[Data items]
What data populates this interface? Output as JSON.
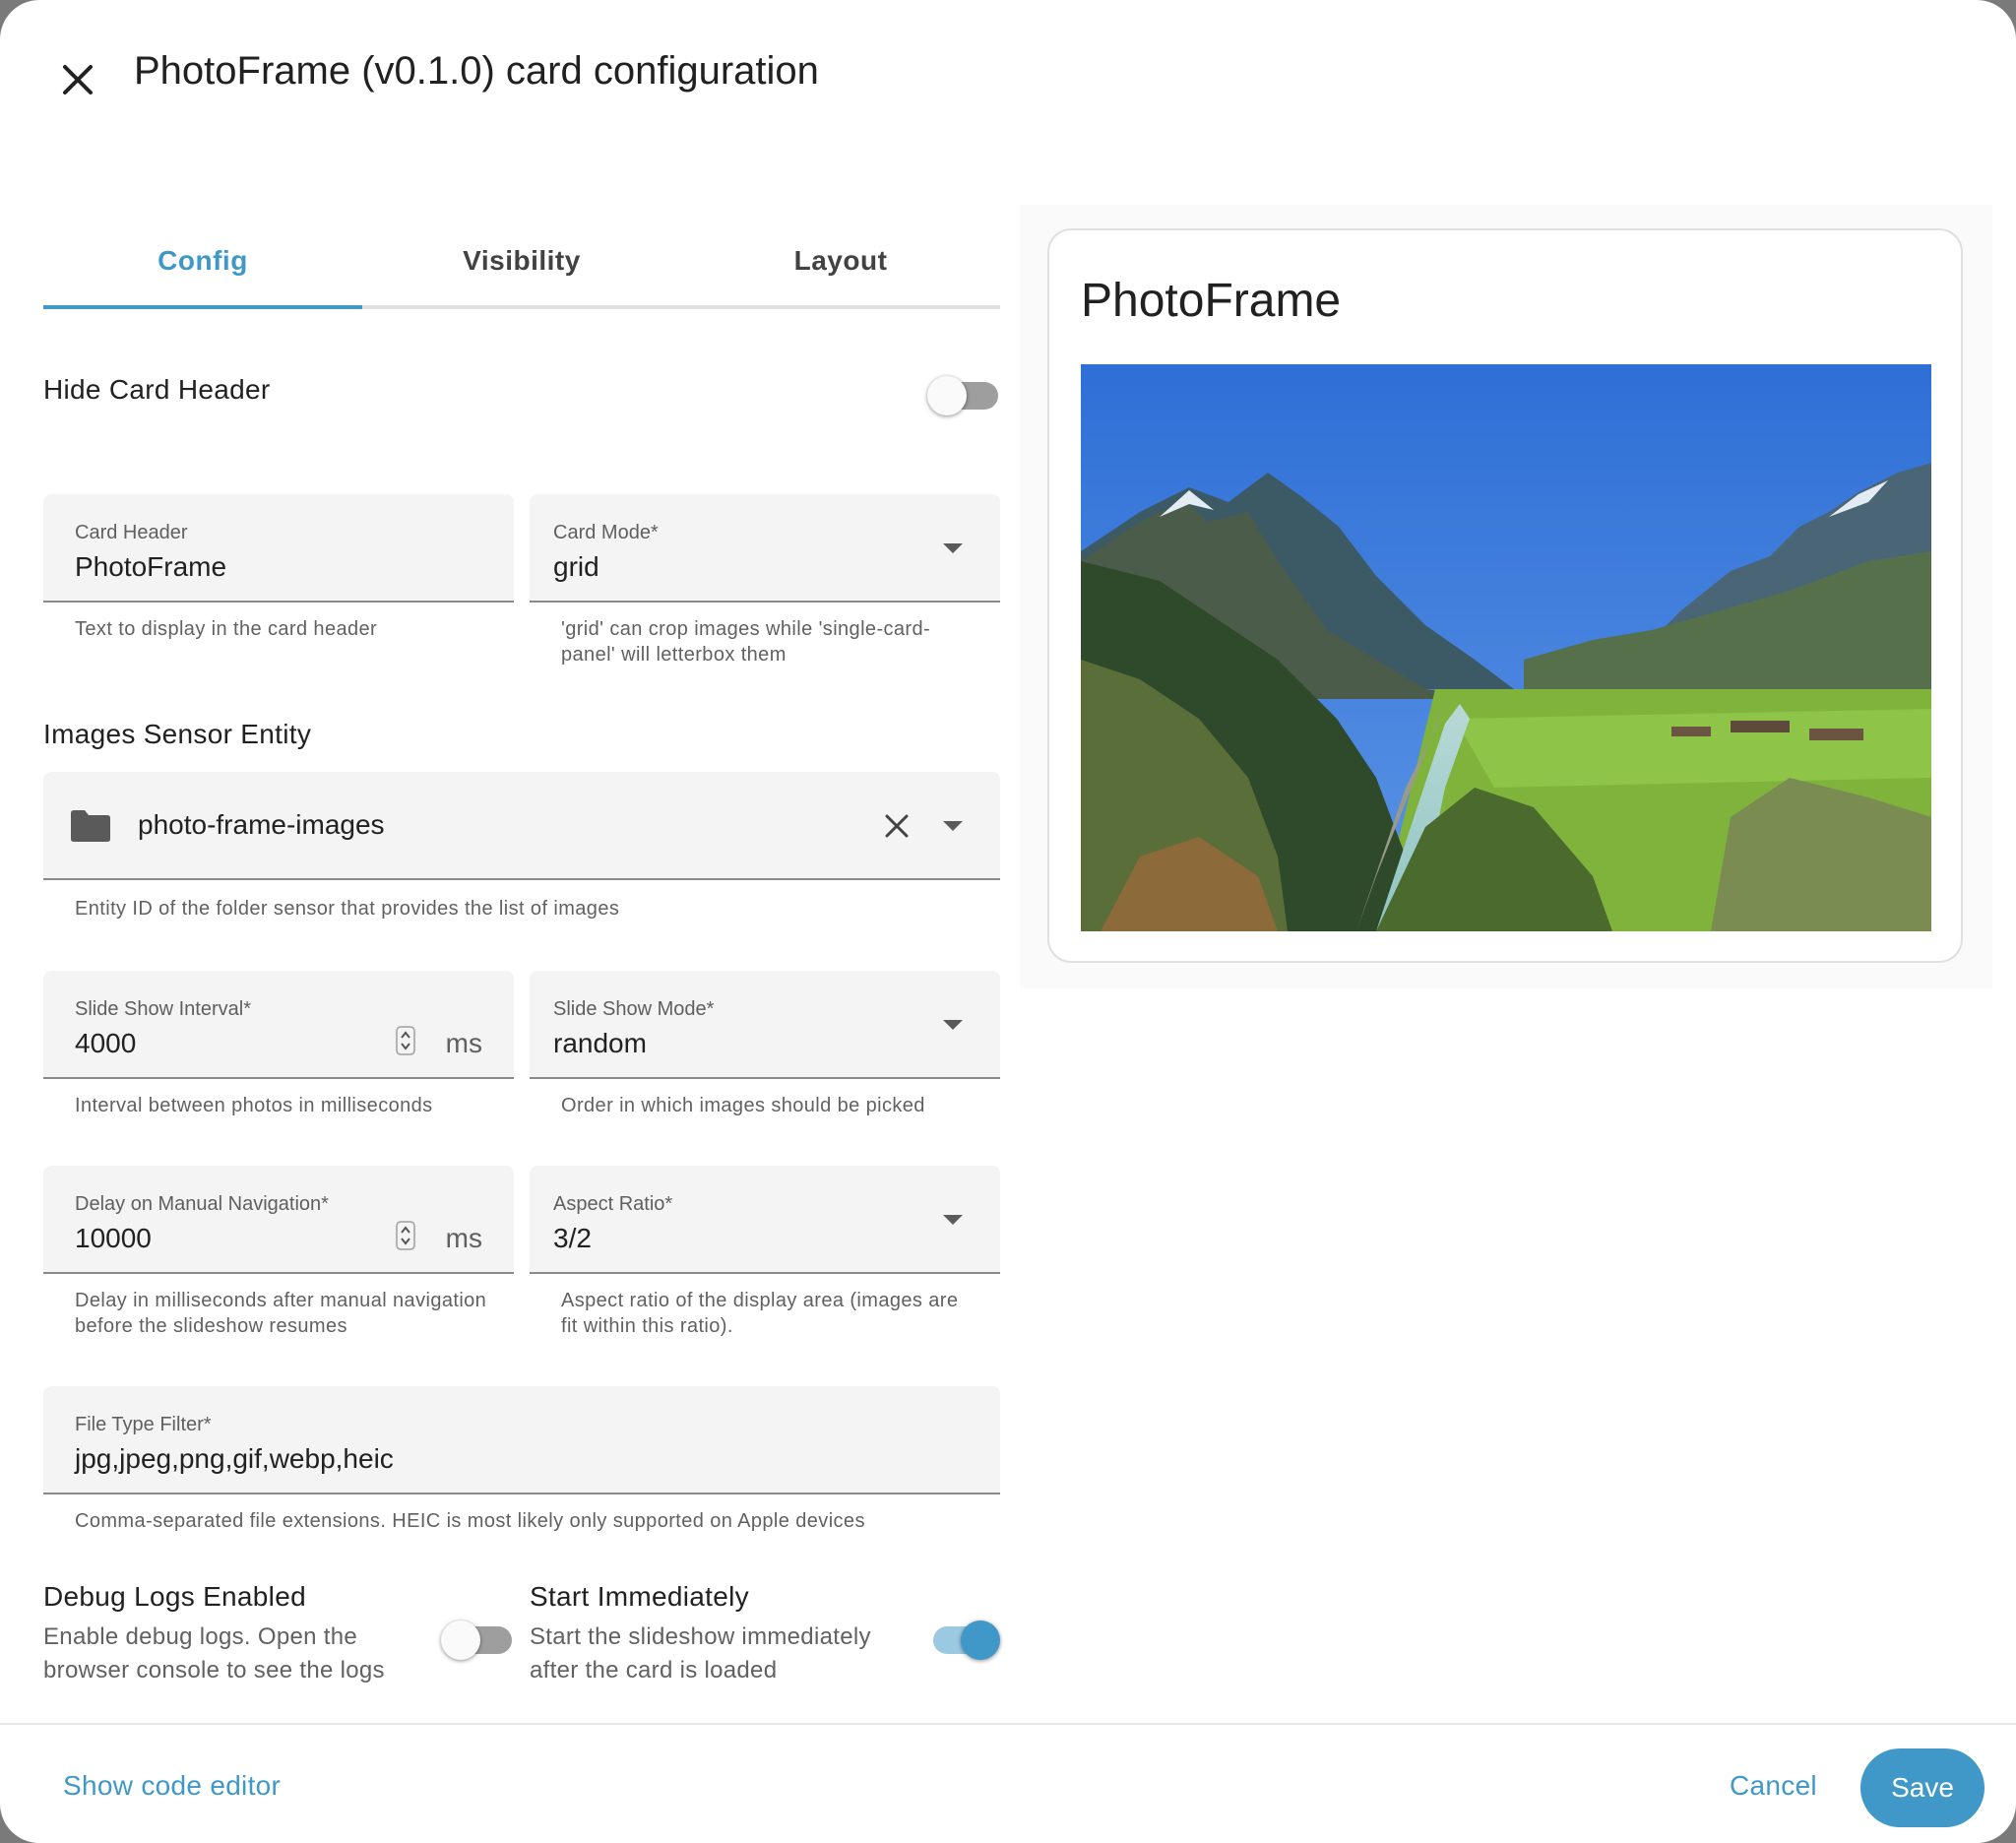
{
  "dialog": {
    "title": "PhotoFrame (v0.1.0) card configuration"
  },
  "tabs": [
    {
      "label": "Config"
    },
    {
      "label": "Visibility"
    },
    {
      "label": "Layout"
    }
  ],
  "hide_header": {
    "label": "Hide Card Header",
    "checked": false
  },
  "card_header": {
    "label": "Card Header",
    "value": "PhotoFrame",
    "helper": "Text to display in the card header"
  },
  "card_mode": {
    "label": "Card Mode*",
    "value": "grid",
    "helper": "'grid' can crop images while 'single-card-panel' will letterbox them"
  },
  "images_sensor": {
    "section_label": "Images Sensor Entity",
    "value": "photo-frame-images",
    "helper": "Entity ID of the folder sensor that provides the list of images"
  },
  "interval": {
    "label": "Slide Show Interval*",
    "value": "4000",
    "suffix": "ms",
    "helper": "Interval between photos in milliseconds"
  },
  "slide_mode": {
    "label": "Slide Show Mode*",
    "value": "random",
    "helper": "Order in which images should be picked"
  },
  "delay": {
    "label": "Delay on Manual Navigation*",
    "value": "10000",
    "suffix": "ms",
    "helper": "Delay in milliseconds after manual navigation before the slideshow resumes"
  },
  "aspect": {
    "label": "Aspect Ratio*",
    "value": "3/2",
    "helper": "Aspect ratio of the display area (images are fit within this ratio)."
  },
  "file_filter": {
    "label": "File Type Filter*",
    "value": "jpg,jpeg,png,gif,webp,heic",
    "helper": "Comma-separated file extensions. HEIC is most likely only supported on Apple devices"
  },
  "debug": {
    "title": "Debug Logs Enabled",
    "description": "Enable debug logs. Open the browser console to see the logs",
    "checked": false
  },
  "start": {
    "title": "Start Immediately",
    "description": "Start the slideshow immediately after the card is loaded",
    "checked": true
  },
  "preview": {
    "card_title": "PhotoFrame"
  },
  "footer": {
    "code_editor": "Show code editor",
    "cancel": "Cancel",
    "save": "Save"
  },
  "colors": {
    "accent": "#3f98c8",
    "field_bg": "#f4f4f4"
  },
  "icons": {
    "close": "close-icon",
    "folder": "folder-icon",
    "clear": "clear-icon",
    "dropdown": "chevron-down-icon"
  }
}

* * *

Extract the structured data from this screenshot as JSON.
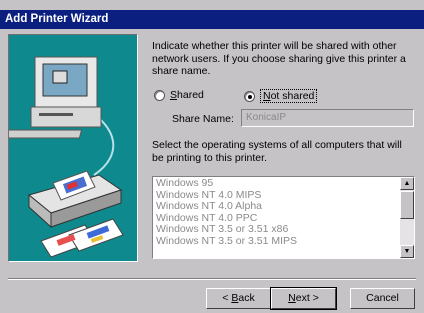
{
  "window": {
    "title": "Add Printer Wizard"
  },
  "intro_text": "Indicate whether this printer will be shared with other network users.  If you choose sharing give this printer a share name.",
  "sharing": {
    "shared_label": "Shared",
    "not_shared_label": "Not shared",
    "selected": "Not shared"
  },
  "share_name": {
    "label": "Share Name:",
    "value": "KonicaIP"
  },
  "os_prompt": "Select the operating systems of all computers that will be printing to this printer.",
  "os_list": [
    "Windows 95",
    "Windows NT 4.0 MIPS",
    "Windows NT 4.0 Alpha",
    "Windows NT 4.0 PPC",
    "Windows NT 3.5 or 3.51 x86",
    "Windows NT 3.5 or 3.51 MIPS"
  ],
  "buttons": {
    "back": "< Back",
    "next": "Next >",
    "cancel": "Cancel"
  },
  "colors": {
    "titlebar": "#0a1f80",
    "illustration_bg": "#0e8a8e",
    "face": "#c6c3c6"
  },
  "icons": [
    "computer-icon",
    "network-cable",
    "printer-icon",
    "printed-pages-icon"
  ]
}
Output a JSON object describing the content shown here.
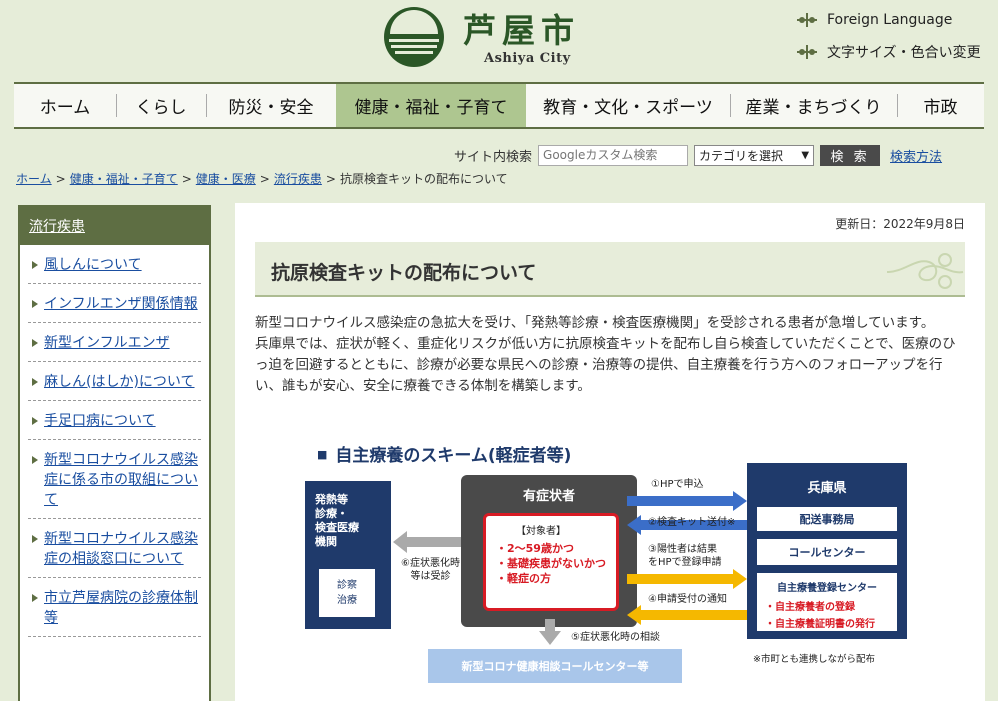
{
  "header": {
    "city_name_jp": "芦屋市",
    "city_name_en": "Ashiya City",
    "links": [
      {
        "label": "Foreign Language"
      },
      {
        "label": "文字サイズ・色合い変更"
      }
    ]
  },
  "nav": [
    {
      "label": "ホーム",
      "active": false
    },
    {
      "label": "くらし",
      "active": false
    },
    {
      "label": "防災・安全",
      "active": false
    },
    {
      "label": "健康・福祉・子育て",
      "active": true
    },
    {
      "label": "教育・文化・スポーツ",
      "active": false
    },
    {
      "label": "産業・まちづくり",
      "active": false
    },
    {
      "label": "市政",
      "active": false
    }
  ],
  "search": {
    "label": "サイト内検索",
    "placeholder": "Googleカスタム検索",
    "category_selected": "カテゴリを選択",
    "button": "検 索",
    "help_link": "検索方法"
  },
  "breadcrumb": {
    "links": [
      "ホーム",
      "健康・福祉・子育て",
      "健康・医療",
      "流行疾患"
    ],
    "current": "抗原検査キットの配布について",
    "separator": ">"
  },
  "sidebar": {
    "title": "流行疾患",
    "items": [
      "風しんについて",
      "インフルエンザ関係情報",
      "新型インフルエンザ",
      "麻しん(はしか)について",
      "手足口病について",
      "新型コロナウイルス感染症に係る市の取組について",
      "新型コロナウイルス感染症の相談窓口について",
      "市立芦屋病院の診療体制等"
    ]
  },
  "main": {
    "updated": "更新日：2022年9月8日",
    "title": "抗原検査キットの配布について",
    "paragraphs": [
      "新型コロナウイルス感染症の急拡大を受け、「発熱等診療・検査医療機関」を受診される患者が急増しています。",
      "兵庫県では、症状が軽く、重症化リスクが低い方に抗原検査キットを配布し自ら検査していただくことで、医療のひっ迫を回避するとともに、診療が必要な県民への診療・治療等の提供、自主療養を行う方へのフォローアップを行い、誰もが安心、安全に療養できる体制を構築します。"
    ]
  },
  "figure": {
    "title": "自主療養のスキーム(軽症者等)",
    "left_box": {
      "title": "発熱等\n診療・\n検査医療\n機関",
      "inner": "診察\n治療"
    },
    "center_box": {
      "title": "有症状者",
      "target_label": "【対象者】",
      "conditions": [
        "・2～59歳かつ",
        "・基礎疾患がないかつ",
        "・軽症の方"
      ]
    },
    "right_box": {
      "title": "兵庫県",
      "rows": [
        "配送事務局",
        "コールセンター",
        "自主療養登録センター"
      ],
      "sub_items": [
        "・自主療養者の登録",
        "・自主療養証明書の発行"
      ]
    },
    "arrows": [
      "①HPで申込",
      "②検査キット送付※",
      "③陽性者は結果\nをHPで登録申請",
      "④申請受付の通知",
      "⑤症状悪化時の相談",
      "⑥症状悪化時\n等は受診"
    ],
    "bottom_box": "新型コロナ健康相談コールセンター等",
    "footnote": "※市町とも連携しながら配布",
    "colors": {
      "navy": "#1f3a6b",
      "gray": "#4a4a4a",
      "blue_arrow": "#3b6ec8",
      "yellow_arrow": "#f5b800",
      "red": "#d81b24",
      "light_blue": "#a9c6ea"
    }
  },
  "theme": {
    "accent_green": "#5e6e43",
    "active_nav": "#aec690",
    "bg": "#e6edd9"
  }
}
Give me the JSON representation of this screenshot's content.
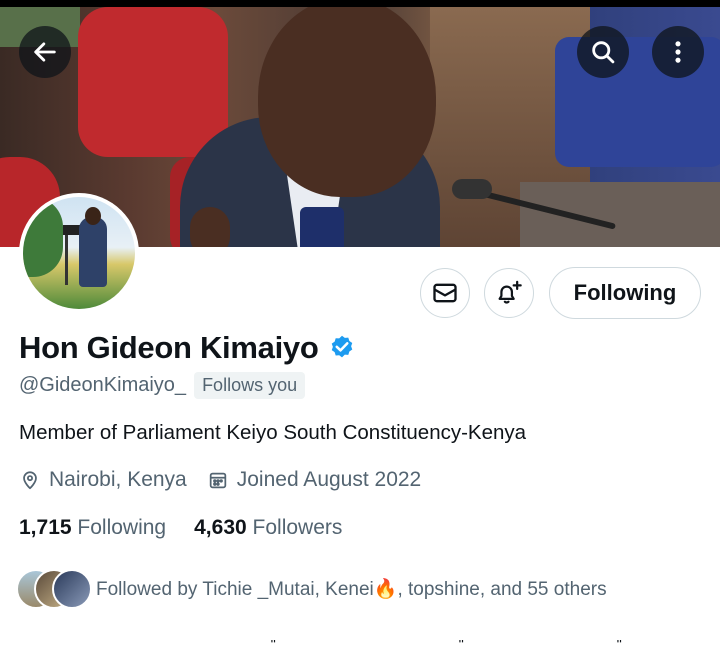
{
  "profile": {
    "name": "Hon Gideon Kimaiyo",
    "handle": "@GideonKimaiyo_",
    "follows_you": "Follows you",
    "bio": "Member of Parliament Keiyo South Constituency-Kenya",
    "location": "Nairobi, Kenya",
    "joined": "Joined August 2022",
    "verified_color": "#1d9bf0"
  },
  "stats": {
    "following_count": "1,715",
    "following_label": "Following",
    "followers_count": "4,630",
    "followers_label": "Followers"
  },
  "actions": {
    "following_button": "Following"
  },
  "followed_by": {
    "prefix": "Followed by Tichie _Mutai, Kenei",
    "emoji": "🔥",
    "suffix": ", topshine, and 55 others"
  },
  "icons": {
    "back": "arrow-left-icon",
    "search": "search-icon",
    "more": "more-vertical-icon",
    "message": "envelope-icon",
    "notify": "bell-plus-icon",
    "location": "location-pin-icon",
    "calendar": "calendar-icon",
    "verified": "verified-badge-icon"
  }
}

◆ Requirements
Check each line of the records above for "display", and copy those that have it.

◆ Task output
    "helper": "Text to display in the card header"
    "helper": "Aspect ratio of the display area (images are fit within this ratio)."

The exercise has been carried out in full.